→ **Job**: Please write out the complete listing that follows, exactly as it reads.

[start]

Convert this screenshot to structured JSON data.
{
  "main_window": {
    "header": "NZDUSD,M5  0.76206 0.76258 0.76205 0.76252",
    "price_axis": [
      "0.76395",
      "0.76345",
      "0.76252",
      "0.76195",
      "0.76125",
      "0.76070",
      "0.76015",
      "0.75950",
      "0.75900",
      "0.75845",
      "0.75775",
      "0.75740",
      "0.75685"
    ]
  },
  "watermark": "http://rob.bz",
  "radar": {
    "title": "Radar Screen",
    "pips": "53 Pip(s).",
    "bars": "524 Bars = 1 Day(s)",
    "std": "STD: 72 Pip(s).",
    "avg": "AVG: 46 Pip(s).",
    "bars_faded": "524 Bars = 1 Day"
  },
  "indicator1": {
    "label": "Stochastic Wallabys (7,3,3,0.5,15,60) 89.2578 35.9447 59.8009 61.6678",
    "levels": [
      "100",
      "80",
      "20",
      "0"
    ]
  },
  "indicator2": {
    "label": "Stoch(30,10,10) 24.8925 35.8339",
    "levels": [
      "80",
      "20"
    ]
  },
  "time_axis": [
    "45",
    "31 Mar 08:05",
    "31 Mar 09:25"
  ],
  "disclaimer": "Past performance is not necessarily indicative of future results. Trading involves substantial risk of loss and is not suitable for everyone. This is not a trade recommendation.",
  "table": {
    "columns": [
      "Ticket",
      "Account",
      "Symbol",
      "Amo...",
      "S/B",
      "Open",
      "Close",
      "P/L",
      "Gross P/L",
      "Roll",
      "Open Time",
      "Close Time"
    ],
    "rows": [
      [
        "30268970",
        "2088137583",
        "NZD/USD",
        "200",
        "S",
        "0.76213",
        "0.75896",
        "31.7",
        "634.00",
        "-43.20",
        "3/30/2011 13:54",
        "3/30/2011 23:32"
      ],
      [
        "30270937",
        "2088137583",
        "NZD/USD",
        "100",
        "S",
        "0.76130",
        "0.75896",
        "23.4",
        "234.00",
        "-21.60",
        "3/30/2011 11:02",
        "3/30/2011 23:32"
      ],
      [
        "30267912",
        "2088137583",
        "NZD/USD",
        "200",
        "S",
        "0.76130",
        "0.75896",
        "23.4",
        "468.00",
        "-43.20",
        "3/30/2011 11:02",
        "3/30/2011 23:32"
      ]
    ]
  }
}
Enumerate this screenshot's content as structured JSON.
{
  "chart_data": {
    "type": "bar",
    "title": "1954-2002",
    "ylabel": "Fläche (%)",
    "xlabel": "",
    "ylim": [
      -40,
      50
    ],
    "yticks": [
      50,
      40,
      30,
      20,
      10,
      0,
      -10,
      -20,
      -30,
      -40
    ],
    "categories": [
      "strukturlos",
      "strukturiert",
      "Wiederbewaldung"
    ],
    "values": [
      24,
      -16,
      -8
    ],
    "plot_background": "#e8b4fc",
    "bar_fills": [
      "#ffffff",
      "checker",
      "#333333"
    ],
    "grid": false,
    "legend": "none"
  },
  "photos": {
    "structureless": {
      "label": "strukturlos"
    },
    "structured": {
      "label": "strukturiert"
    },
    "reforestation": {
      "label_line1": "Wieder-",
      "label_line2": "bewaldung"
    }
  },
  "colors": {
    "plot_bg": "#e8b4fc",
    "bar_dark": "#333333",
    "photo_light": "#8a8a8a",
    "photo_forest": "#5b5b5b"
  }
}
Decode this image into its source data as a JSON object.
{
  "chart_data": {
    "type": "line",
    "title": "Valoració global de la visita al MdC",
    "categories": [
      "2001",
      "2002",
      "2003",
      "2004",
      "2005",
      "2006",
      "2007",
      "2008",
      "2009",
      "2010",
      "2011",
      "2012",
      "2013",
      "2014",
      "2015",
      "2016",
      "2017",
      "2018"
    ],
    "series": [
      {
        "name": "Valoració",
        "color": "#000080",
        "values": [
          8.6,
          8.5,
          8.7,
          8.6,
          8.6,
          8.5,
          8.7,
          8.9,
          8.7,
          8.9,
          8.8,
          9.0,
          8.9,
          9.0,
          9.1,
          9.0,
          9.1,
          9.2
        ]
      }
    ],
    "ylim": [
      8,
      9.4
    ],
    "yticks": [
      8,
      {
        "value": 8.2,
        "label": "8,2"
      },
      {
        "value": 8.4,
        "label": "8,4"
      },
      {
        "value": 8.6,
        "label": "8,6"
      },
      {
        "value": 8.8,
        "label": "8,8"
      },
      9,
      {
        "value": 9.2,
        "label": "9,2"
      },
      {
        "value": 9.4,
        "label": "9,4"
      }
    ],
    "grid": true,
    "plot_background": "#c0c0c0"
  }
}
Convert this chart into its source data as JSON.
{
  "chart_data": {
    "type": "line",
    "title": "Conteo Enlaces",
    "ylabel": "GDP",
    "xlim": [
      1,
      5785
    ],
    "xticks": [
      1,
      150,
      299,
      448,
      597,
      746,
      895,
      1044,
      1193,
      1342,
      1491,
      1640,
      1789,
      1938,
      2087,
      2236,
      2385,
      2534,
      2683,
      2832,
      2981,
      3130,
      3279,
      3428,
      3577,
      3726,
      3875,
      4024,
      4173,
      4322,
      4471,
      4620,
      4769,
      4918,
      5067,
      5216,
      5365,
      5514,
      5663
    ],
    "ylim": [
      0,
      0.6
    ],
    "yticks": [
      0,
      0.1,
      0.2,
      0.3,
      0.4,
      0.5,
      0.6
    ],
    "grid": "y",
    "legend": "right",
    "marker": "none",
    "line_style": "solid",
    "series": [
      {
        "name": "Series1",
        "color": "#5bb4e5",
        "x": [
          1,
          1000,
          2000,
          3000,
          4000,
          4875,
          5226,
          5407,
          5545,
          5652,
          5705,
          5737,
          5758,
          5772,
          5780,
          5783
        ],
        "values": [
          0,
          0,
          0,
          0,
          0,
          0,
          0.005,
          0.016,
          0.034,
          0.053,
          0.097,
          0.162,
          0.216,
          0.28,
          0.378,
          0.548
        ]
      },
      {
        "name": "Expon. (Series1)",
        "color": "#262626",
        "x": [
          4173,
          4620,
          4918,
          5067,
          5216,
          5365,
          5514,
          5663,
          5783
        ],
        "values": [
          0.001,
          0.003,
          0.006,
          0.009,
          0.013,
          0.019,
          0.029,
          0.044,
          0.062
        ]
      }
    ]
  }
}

[end]

→ **Reply to the exercise**:
Convert this screenshot to structured JSON data.
{
  "main_window": {
    "header": "NZDUSD,M5  0.76206 0.76258 0.76205 0.76252",
    "price_axis": [
      "0.76395",
      "0.76345",
      "0.76252",
      "0.76195",
      "0.76125",
      "0.76070",
      "0.76015",
      "0.75950",
      "0.75900",
      "0.75845",
      "0.75775",
      "0.75740",
      "0.75685"
    ]
  },
  "watermark": "http://rob.bz",
  "radar": {
    "title": "Radar Screen",
    "pips": "53 Pip(s).",
    "bars": "524 Bars = 1 Day(s)",
    "std": "STD: 72 Pip(s).",
    "avg": "AVG: 46 Pip(s).",
    "bars_faded": "524 Bars = 1 Day"
  },
  "indicator1": {
    "label": "Stochastic Wallabys (7,3,3,0.5,15,60) 89.2578 35.9447 59.8009 61.6678",
    "levels": [
      "100",
      "80",
      "20",
      "0"
    ]
  },
  "indicator2": {
    "label": "Stoch(30,10,10) 24.8925 35.8339",
    "levels": [
      "80",
      "20"
    ]
  },
  "time_axis": [
    "45",
    "31 Mar 08:05",
    "31 Mar 09:25"
  ],
  "disclaimer": "Past performance is not necessarily indicative of future results. Trading involves substantial risk of loss and is not suitable for everyone. This is not a trade recommendation.",
  "table": {
    "columns": [
      "Ticket",
      "Account",
      "Symbol",
      "Amo...",
      "S/B",
      "Open",
      "Close",
      "P/L",
      "Gross P/L",
      "Roll",
      "Open Time",
      "Close Time"
    ],
    "rows": [
      [
        "30268970",
        "2088137583",
        "NZD/USD",
        "200",
        "S",
        "0.76213",
        "0.75896",
        "31.7",
        "634.00",
        "-43.20",
        "3/30/2011 13:54",
        "3/30/2011 23:32"
      ],
      [
        "30270937",
        "2088137583",
        "NZD/USD",
        "100",
        "S",
        "0.76130",
        "0.75896",
        "23.4",
        "234.00",
        "-21.60",
        "3/30/2011 11:02",
        "3/30/2011 23:32"
      ],
      [
        "30267912",
        "2088137583",
        "NZD/USD",
        "200",
        "S",
        "0.76130",
        "0.75896",
        "23.4",
        "468.00",
        "-43.20",
        "3/30/2011 11:02",
        "3/30/2011 23:32"
      ]
    ]
  }
}
Enumerate this screenshot's content as structured JSON.
{
  "chart_data": {
    "type": "bar",
    "title": "1954-2002",
    "ylabel": "Fläche (%)",
    "xlabel": "",
    "ylim": [
      -40,
      50
    ],
    "yticks": [
      50,
      40,
      30,
      20,
      10,
      0,
      -10,
      -20,
      -30,
      -40
    ],
    "categories": [
      "strukturlos",
      "strukturiert",
      "Wiederbewaldung"
    ],
    "values": [
      24,
      -16,
      -8
    ],
    "plot_background": "#e8b4fc",
    "bar_fills": [
      "#ffffff",
      "checker",
      "#333333"
    ],
    "grid": false,
    "legend": "none"
  },
  "photos": {
    "structureless": {
      "label": "strukturlos"
    },
    "structured": {
      "label": "strukturiert"
    },
    "reforestation": {
      "label_line1": "Wieder-",
      "label_line2": "bewaldung"
    }
  },
  "colors": {
    "plot_bg": "#e8b4fc",
    "bar_dark": "#333333",
    "photo_light": "#8a8a8a",
    "photo_forest": "#5b5b5b"
  }
}
Decode this image into its source data as a JSON object.
{
  "chart_data": {
    "type": "line",
    "title": "Valoració global de la visita al MdC",
    "categories": [
      "2001",
      "2002",
      "2003",
      "2004",
      "2005",
      "2006",
      "2007",
      "2008",
      "2009",
      "2010",
      "2011",
      "2012",
      "2013",
      "2014",
      "2015",
      "2016",
      "2017",
      "2018"
    ],
    "series": [
      {
        "name": "Valoració",
        "color": "#000080",
        "values": [
          8.6,
          8.5,
          8.7,
          8.6,
          8.6,
          8.5,
          8.7,
          8.9,
          8.7,
          8.9,
          8.8,
          9.0,
          8.9,
          9.0,
          9.1,
          9.0,
          9.1,
          9.2
        ]
      }
    ],
    "ylim": [
      8,
      9.4
    ],
    "yticks": [
      8,
      {
        "value": 8.2,
        "label": "8,2"
      },
      {
        "value": 8.4,
        "label": "8,4"
      },
      {
        "value": 8.6,
        "label": "8,6"
      },
      {
        "value": 8.8,
        "label": "8,8"
      },
      9,
      {
        "value": 9.2,
        "label": "9,2"
      },
      {
        "value": 9.4,
        "label": "9,4"
      }
    ],
    "grid": true,
    "plot_background": "#c0c0c0"
  }
}
Convert this chart into its source data as JSON.
{
  "chart_data": {
    "type": "line",
    "title": "Conteo Enlaces",
    "ylabel": "GDP",
    "xlim": [
      1,
      5785
    ],
    "xticks": [
      1,
      150,
      299,
      448,
      597,
      746,
      895,
      1044,
      1193,
      1342,
      1491,
      1640,
      1789,
      1938,
      2087,
      2236,
      2385,
      2534,
      2683,
      2832,
      2981,
      3130,
      3279,
      3428,
      3577,
      3726,
      3875,
      4024,
      4173,
      4322,
      4471,
      4620,
      4769,
      4918,
      5067,
      5216,
      5365,
      5514,
      5663
    ],
    "ylim": [
      0,
      0.6
    ],
    "yticks": [
      0,
      0.1,
      0.2,
      0.3,
      0.4,
      0.5,
      0.6
    ],
    "grid": "y",
    "legend": "right",
    "marker": "none",
    "line_style": "solid",
    "series": [
      {
        "name": "Series1",
        "color": "#5bb4e5",
        "x": [
          1,
          1000,
          2000,
          3000,
          4000,
          4875,
          5226,
          5407,
          5545,
          5652,
          5705,
          5737,
          5758,
          5772,
          5780,
          5783
        ],
        "values": [
          0,
          0,
          0,
          0,
          0,
          0,
          0.005,
          0.016,
          0.034,
          0.053,
          0.097,
          0.162,
          0.216,
          0.28,
          0.378,
          0.548
        ]
      },
      {
        "name": "Expon. (Series1)",
        "color": "#262626",
        "x": [
          4173,
          4620,
          4918,
          5067,
          5216,
          5365,
          5514,
          5663,
          5783
        ],
        "values": [
          0.001,
          0.003,
          0.006,
          0.009,
          0.013,
          0.019,
          0.029,
          0.044,
          0.062
        ]
      }
    ]
  }
}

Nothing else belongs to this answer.